Task directions: Lift out each line of the data that holds "swords".

Exercise material:
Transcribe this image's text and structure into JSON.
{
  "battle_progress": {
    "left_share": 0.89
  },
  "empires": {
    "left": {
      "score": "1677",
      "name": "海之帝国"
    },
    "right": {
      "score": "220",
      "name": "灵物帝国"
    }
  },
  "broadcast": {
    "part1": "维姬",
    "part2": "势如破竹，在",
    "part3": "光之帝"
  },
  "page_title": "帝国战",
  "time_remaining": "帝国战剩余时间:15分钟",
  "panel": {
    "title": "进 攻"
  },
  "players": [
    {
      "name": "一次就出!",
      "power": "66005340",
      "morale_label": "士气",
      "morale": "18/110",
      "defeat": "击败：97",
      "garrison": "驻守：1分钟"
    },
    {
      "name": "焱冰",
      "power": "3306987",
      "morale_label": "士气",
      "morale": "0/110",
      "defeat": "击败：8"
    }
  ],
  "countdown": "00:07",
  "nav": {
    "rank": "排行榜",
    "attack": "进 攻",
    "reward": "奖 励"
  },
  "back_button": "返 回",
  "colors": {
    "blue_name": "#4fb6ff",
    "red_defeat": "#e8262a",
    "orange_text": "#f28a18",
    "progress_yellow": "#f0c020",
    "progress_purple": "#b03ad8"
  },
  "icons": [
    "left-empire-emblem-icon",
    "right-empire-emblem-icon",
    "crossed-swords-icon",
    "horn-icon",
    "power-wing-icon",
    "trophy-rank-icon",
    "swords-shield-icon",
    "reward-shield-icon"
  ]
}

Complete answer:
    "crossed-swords-icon",
    "swords-shield-icon",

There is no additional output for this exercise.